→ **Material provided**:
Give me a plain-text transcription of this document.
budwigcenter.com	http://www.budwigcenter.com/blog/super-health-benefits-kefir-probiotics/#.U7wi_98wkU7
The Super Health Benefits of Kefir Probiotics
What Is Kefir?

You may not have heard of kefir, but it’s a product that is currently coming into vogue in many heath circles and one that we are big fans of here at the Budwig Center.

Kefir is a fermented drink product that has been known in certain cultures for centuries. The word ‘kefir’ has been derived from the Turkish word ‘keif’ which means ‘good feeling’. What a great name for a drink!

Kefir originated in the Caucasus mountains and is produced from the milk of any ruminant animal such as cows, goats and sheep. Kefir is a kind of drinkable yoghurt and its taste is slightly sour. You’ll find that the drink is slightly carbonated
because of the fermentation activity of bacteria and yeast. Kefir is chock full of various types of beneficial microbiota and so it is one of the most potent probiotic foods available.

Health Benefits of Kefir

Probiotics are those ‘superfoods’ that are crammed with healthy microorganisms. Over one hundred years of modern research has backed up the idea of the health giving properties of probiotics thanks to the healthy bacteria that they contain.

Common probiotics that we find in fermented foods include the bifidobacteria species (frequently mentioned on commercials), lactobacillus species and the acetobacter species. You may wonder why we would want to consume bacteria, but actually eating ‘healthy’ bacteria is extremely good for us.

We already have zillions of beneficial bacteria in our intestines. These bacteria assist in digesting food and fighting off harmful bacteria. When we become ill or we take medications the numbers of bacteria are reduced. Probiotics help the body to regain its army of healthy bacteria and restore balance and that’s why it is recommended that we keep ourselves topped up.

→ **Work to complete**:
Look over the material above and show each line where "What" appears.

→ **Expected output**:
What Is Kefir?
Kefir is a fermented drink product that has been known in certain cultures for centuries. The word ‘kefir’ has been derived from the Turkish word ‘keif’ which means ‘good feeling’. What a great name for a drink!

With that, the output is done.